▶ _The task_: Transcribe all of the data exactly. Omit the pictures.
↓↓↓
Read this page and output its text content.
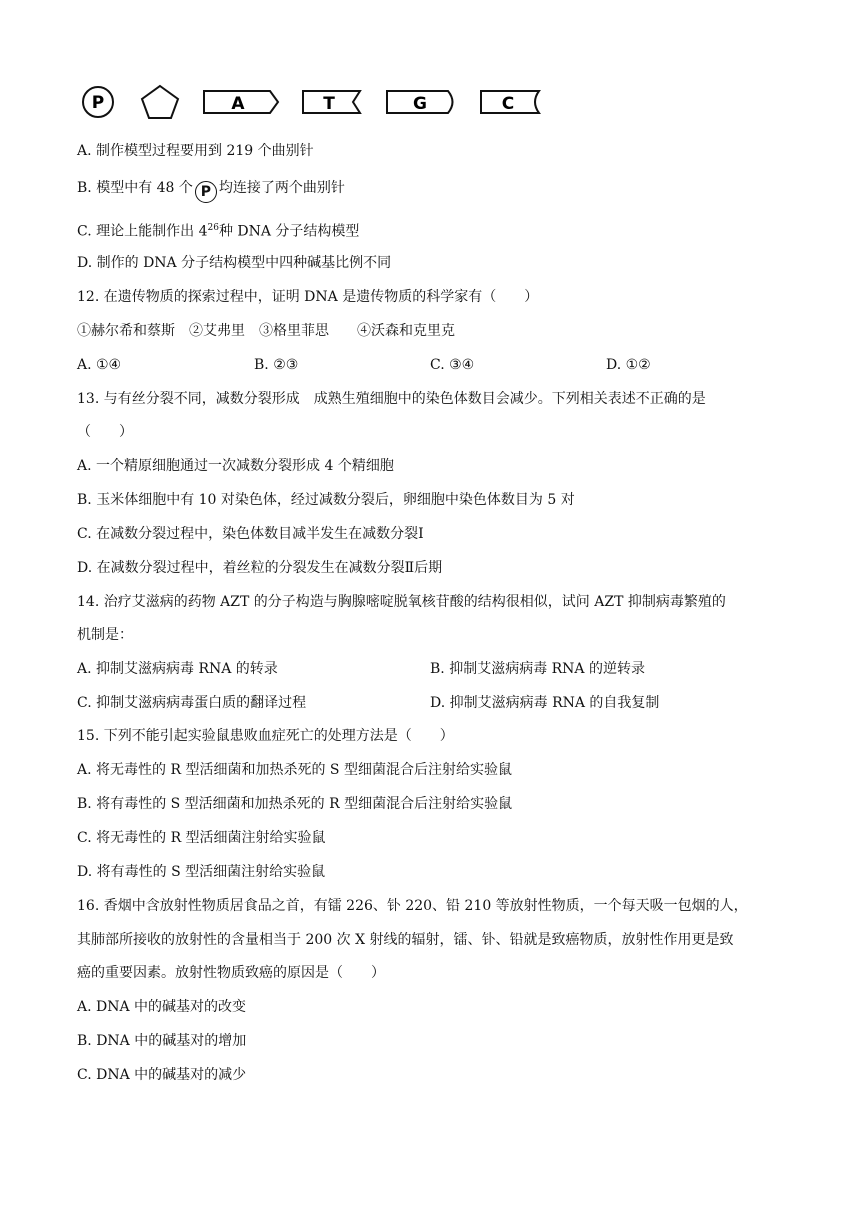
P	A	T	G	C
A. 制作模型过程要用到 219 个曲别针
B. 模型中有 48 个 P 均连接了两个曲别针
C. 理论上能制作出 $4^{26}$种 DNA 分子结构模型
D. 制作的 DNA 分子结构模型中四种碱基比例不同
12. 在遗传物质的探索过程中，证明 DNA 是遗传物质的科学家有（　　）
①赫尔希和蔡斯　②艾弗里　③格里菲思　　④沃森和克里克
A. ①④	B. ②③	C. ③④	D. ①②
13. 与有丝分裂不同，减数分裂形成　成熟生殖细胞中的染色体数目会减少。下列相关表述不正确的是
（　　）
A. 一个精原细胞通过一次减数分裂形成 4 个精细胞
B. 玉米体细胞中有 10 对染色体，经过减数分裂后，卵细胞中染色体数目为 5 对
C. 在减数分裂过程中，染色体数目减半发生在减数分裂Ⅰ
D. 在减数分裂过程中，着丝粒的分裂发生在减数分裂Ⅱ后期
14. 治疗艾滋病的药物 AZT 的分子构造与胸腺嘧啶脱氧核苷酸的结构很相似，试问 AZT 抑制病毒繁殖的
机制是：
A. 抑制艾滋病病毒 RNA 的转录	B. 抑制艾滋病病毒 RNA 的逆转录
C. 抑制艾滋病病毒蛋白质的翻译过程	D. 抑制艾滋病病毒 RNA 的自我复制
15. 下列不能引起实验鼠患败血症死亡的处理方法是（　　）
A. 将无毒性的 R 型活细菌和加热杀死的 S 型细菌混合后注射给实验鼠
B. 将有毒性的 S 型活细菌和加热杀死的 R 型细菌混合后注射给实验鼠
C. 将无毒性的 R 型活细菌注射给实验鼠
D. 将有毒性的 S 型活细菌注射给实验鼠
16. 香烟中含放射性物质居食品之首，有镭 226、钋 220、铅 210 等放射性物质，一个每天吸一包烟的人，
其肺部所接收的放射性的含量相当于 200 次 X 射线的辐射，镭、钋、铅就是致癌物质，放射性作用更是致
癌的重要因素。放射性物质致癌的原因是（　　）
A. DNA 中的碱基对的改变
B. DNA 中的碱基对的增加
C. DNA 中的碱基对的减少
↑↑↑
▶ _The result_:
Read this page and output its text content.
P	A	T	G	C
A. 制作模型过程要用到 219 个曲别针
B. 模型中有 48 个 P 均连接了两个曲别针
C. 理论上能制作出 $4^{26}$种 DNA 分子结构模型
D. 制作的 DNA 分子结构模型中四种碱基比例不同
12. 在遗传物质的探索过程中，证明 DNA 是遗传物质的科学家有（　　）
①赫尔希和蔡斯　②艾弗里　③格里菲思　　④沃森和克里克
A. ①④	B. ②③	C. ③④	D. ①②
13. 与有丝分裂不同，减数分裂形成　成熟生殖细胞中的染色体数目会减少。下列相关表述不正确的是
（　　）
A. 一个精原细胞通过一次减数分裂形成 4 个精细胞
B. 玉米体细胞中有 10 对染色体，经过减数分裂后，卵细胞中染色体数目为 5 对
C. 在减数分裂过程中，染色体数目减半发生在减数分裂Ⅰ
D. 在减数分裂过程中，着丝粒的分裂发生在减数分裂Ⅱ后期
14. 治疗艾滋病的药物 AZT 的分子构造与胸腺嘧啶脱氧核苷酸的结构很相似，试问 AZT 抑制病毒繁殖的
机制是：
A. 抑制艾滋病病毒 RNA 的转录	B. 抑制艾滋病病毒 RNA 的逆转录
C. 抑制艾滋病病毒蛋白质的翻译过程	D. 抑制艾滋病病毒 RNA 的自我复制
15. 下列不能引起实验鼠患败血症死亡的处理方法是（　　）
A. 将无毒性的 R 型活细菌和加热杀死的 S 型细菌混合后注射给实验鼠
B. 将有毒性的 S 型活细菌和加热杀死的 R 型细菌混合后注射给实验鼠
C. 将无毒性的 R 型活细菌注射给实验鼠
D. 将有毒性的 S 型活细菌注射给实验鼠
16. 香烟中含放射性物质居食品之首，有镭 226、钋 220、铅 210 等放射性物质，一个每天吸一包烟的人，
其肺部所接收的放射性的含量相当于 200 次 X 射线的辐射，镭、钋、铅就是致癌物质，放射性作用更是致
癌的重要因素。放射性物质致癌的原因是（　　）
A. DNA 中的碱基对的改变
B. DNA 中的碱基对的增加
C. DNA 中的碱基对的减少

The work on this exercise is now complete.